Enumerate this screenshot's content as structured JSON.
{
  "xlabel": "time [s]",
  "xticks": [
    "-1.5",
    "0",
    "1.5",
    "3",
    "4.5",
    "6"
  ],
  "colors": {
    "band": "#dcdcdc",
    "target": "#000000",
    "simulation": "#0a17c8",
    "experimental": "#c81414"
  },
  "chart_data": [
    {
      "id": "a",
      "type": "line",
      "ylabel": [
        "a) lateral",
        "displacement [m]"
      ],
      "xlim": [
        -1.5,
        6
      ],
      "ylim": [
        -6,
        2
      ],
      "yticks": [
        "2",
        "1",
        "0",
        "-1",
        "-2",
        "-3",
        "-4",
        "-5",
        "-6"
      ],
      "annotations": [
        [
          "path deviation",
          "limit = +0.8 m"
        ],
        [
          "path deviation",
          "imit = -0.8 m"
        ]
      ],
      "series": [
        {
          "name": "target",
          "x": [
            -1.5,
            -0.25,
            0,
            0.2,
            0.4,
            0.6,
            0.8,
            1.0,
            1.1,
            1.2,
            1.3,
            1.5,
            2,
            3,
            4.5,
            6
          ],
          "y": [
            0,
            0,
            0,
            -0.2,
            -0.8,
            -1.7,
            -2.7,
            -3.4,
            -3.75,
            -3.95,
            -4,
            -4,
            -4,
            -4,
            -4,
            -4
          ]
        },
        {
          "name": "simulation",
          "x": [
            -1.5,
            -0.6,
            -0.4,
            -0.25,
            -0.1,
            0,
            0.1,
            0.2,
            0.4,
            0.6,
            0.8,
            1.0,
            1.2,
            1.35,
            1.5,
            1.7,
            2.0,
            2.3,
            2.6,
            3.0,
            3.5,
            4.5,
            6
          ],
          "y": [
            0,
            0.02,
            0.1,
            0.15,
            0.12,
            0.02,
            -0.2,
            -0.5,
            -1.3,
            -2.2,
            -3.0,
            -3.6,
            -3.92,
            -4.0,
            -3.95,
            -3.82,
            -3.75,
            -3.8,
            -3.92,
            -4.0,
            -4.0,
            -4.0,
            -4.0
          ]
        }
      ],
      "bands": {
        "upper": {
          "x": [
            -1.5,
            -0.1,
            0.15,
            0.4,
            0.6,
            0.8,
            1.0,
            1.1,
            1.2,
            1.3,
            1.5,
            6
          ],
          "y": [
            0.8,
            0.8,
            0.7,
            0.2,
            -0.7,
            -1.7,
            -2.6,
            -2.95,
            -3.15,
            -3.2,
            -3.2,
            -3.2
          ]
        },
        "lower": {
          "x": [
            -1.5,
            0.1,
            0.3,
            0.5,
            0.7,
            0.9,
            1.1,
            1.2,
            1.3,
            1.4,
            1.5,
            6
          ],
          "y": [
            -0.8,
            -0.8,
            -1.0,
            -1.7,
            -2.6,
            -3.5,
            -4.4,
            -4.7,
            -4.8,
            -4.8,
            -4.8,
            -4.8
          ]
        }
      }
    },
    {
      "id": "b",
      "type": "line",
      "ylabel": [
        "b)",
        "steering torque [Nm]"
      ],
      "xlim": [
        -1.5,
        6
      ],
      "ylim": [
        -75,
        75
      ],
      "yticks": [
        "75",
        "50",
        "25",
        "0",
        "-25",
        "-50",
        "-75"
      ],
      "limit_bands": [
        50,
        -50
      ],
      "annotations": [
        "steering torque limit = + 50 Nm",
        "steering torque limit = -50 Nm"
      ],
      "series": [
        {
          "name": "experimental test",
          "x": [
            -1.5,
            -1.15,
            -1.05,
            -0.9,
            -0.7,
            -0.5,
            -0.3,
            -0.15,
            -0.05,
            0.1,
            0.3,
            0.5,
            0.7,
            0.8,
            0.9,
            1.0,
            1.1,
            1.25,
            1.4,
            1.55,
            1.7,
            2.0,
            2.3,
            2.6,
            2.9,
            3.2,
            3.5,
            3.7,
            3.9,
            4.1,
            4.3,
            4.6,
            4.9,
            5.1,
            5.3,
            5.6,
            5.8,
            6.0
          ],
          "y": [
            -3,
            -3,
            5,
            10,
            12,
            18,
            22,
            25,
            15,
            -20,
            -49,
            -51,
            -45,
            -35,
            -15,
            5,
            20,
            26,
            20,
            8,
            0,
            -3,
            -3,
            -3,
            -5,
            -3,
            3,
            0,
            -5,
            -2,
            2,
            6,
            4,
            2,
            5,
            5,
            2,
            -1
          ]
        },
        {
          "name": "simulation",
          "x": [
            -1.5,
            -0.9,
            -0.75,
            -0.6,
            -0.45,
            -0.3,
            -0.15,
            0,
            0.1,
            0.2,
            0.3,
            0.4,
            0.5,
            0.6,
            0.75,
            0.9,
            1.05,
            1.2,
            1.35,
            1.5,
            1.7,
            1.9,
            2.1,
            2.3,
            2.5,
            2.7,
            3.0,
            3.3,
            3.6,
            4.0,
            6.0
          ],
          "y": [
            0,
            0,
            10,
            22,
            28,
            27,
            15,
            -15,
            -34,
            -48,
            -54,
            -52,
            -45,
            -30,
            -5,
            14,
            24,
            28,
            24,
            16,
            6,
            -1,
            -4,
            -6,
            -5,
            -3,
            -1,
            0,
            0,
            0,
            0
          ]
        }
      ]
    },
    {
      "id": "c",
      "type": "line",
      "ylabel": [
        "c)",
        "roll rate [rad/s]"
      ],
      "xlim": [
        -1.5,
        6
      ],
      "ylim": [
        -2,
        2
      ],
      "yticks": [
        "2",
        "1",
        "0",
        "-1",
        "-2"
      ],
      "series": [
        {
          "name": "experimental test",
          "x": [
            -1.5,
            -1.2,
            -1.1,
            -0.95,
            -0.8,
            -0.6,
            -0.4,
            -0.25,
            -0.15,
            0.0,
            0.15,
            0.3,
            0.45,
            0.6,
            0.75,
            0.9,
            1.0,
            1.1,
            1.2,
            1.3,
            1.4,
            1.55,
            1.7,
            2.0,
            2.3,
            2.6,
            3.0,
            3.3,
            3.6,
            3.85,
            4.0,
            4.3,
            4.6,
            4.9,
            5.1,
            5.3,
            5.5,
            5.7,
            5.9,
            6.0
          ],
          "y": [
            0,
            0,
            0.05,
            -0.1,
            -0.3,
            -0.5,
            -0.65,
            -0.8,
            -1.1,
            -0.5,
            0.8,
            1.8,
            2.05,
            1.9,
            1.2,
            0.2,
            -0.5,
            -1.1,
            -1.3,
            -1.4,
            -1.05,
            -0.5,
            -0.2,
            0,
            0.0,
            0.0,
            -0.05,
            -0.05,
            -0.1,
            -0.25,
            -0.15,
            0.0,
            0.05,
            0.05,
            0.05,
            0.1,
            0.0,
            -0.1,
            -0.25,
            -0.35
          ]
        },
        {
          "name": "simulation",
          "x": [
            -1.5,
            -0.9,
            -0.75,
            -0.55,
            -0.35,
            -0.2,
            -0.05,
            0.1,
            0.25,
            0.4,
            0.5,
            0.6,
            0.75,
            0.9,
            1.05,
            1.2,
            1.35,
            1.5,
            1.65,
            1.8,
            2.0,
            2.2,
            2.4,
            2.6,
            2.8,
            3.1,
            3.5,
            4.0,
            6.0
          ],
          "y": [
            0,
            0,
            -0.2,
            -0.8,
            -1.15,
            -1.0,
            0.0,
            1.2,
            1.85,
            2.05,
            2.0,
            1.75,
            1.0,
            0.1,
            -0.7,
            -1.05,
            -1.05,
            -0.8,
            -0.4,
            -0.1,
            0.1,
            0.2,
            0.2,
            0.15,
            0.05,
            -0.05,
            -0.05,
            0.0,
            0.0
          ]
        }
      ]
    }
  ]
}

⁂

Work instructions ->
Faithfully copy every entry, leaving nothing out.

Response to the exercise ->
Enumerate this screenshot's content as structured JSON.
{
  "xlabel": "time [s]",
  "xticks": [
    "-1.5",
    "0",
    "1.5",
    "3",
    "4.5",
    "6"
  ],
  "colors": {
    "band": "#dcdcdc",
    "target": "#000000",
    "simulation": "#0a17c8",
    "experimental": "#c81414"
  },
  "chart_data": [
    {
      "id": "a",
      "type": "line",
      "ylabel": [
        "a) lateral",
        "displacement [m]"
      ],
      "xlim": [
        -1.5,
        6
      ],
      "ylim": [
        -6,
        2
      ],
      "yticks": [
        "2",
        "1",
        "0",
        "-1",
        "-2",
        "-3",
        "-4",
        "-5",
        "-6"
      ],
      "annotations": [
        [
          "path deviation",
          "limit = +0.8 m"
        ],
        [
          "path deviation",
          "imit = -0.8 m"
        ]
      ],
      "series": [
        {
          "name": "target",
          "x": [
            -1.5,
            -0.25,
            0,
            0.2,
            0.4,
            0.6,
            0.8,
            1.0,
            1.1,
            1.2,
            1.3,
            1.5,
            2,
            3,
            4.5,
            6
          ],
          "y": [
            0,
            0,
            0,
            -0.2,
            -0.8,
            -1.7,
            -2.7,
            -3.4,
            -3.75,
            -3.95,
            -4,
            -4,
            -4,
            -4,
            -4,
            -4
          ]
        },
        {
          "name": "simulation",
          "x": [
            -1.5,
            -0.6,
            -0.4,
            -0.25,
            -0.1,
            0,
            0.1,
            0.2,
            0.4,
            0.6,
            0.8,
            1.0,
            1.2,
            1.35,
            1.5,
            1.7,
            2.0,
            2.3,
            2.6,
            3.0,
            3.5,
            4.5,
            6
          ],
          "y": [
            0,
            0.02,
            0.1,
            0.15,
            0.12,
            0.02,
            -0.2,
            -0.5,
            -1.3,
            -2.2,
            -3.0,
            -3.6,
            -3.92,
            -4.0,
            -3.95,
            -3.82,
            -3.75,
            -3.8,
            -3.92,
            -4.0,
            -4.0,
            -4.0,
            -4.0
          ]
        }
      ],
      "bands": {
        "upper": {
          "x": [
            -1.5,
            -0.1,
            0.15,
            0.4,
            0.6,
            0.8,
            1.0,
            1.1,
            1.2,
            1.3,
            1.5,
            6
          ],
          "y": [
            0.8,
            0.8,
            0.7,
            0.2,
            -0.7,
            -1.7,
            -2.6,
            -2.95,
            -3.15,
            -3.2,
            -3.2,
            -3.2
          ]
        },
        "lower": {
          "x": [
            -1.5,
            0.1,
            0.3,
            0.5,
            0.7,
            0.9,
            1.1,
            1.2,
            1.3,
            1.4,
            1.5,
            6
          ],
          "y": [
            -0.8,
            -0.8,
            -1.0,
            -1.7,
            -2.6,
            -3.5,
            -4.4,
            -4.7,
            -4.8,
            -4.8,
            -4.8,
            -4.8
          ]
        }
      }
    },
    {
      "id": "b",
      "type": "line",
      "ylabel": [
        "b)",
        "steering torque [Nm]"
      ],
      "xlim": [
        -1.5,
        6
      ],
      "ylim": [
        -75,
        75
      ],
      "yticks": [
        "75",
        "50",
        "25",
        "0",
        "-25",
        "-50",
        "-75"
      ],
      "limit_bands": [
        50,
        -50
      ],
      "annotations": [
        "steering torque limit = + 50 Nm",
        "steering torque limit = -50 Nm"
      ],
      "series": [
        {
          "name": "experimental test",
          "x": [
            -1.5,
            -1.15,
            -1.05,
            -0.9,
            -0.7,
            -0.5,
            -0.3,
            -0.15,
            -0.05,
            0.1,
            0.3,
            0.5,
            0.7,
            0.8,
            0.9,
            1.0,
            1.1,
            1.25,
            1.4,
            1.55,
            1.7,
            2.0,
            2.3,
            2.6,
            2.9,
            3.2,
            3.5,
            3.7,
            3.9,
            4.1,
            4.3,
            4.6,
            4.9,
            5.1,
            5.3,
            5.6,
            5.8,
            6.0
          ],
          "y": [
            -3,
            -3,
            5,
            10,
            12,
            18,
            22,
            25,
            15,
            -20,
            -49,
            -51,
            -45,
            -35,
            -15,
            5,
            20,
            26,
            20,
            8,
            0,
            -3,
            -3,
            -3,
            -5,
            -3,
            3,
            0,
            -5,
            -2,
            2,
            6,
            4,
            2,
            5,
            5,
            2,
            -1
          ]
        },
        {
          "name": "simulation",
          "x": [
            -1.5,
            -0.9,
            -0.75,
            -0.6,
            -0.45,
            -0.3,
            -0.15,
            0,
            0.1,
            0.2,
            0.3,
            0.4,
            0.5,
            0.6,
            0.75,
            0.9,
            1.05,
            1.2,
            1.35,
            1.5,
            1.7,
            1.9,
            2.1,
            2.3,
            2.5,
            2.7,
            3.0,
            3.3,
            3.6,
            4.0,
            6.0
          ],
          "y": [
            0,
            0,
            10,
            22,
            28,
            27,
            15,
            -15,
            -34,
            -48,
            -54,
            -52,
            -45,
            -30,
            -5,
            14,
            24,
            28,
            24,
            16,
            6,
            -1,
            -4,
            -6,
            -5,
            -3,
            -1,
            0,
            0,
            0,
            0
          ]
        }
      ]
    },
    {
      "id": "c",
      "type": "line",
      "ylabel": [
        "c)",
        "roll rate [rad/s]"
      ],
      "xlim": [
        -1.5,
        6
      ],
      "ylim": [
        -2,
        2
      ],
      "yticks": [
        "2",
        "1",
        "0",
        "-1",
        "-2"
      ],
      "series": [
        {
          "name": "experimental test",
          "x": [
            -1.5,
            -1.2,
            -1.1,
            -0.95,
            -0.8,
            -0.6,
            -0.4,
            -0.25,
            -0.15,
            0.0,
            0.15,
            0.3,
            0.45,
            0.6,
            0.75,
            0.9,
            1.0,
            1.1,
            1.2,
            1.3,
            1.4,
            1.55,
            1.7,
            2.0,
            2.3,
            2.6,
            3.0,
            3.3,
            3.6,
            3.85,
            4.0,
            4.3,
            4.6,
            4.9,
            5.1,
            5.3,
            5.5,
            5.7,
            5.9,
            6.0
          ],
          "y": [
            0,
            0,
            0.05,
            -0.1,
            -0.3,
            -0.5,
            -0.65,
            -0.8,
            -1.1,
            -0.5,
            0.8,
            1.8,
            2.05,
            1.9,
            1.2,
            0.2,
            -0.5,
            -1.1,
            -1.3,
            -1.4,
            -1.05,
            -0.5,
            -0.2,
            0,
            0.0,
            0.0,
            -0.05,
            -0.05,
            -0.1,
            -0.25,
            -0.15,
            0.0,
            0.05,
            0.05,
            0.05,
            0.1,
            0.0,
            -0.1,
            -0.25,
            -0.35
          ]
        },
        {
          "name": "simulation",
          "x": [
            -1.5,
            -0.9,
            -0.75,
            -0.55,
            -0.35,
            -0.2,
            -0.05,
            0.1,
            0.25,
            0.4,
            0.5,
            0.6,
            0.75,
            0.9,
            1.05,
            1.2,
            1.35,
            1.5,
            1.65,
            1.8,
            2.0,
            2.2,
            2.4,
            2.6,
            2.8,
            3.1,
            3.5,
            4.0,
            6.0
          ],
          "y": [
            0,
            0,
            -0.2,
            -0.8,
            -1.15,
            -1.0,
            0.0,
            1.2,
            1.85,
            2.05,
            2.0,
            1.75,
            1.0,
            0.1,
            -0.7,
            -1.05,
            -1.05,
            -0.8,
            -0.4,
            -0.1,
            0.1,
            0.2,
            0.2,
            0.15,
            0.05,
            -0.05,
            -0.05,
            0.0,
            0.0
          ]
        }
      ]
    }
  ]
}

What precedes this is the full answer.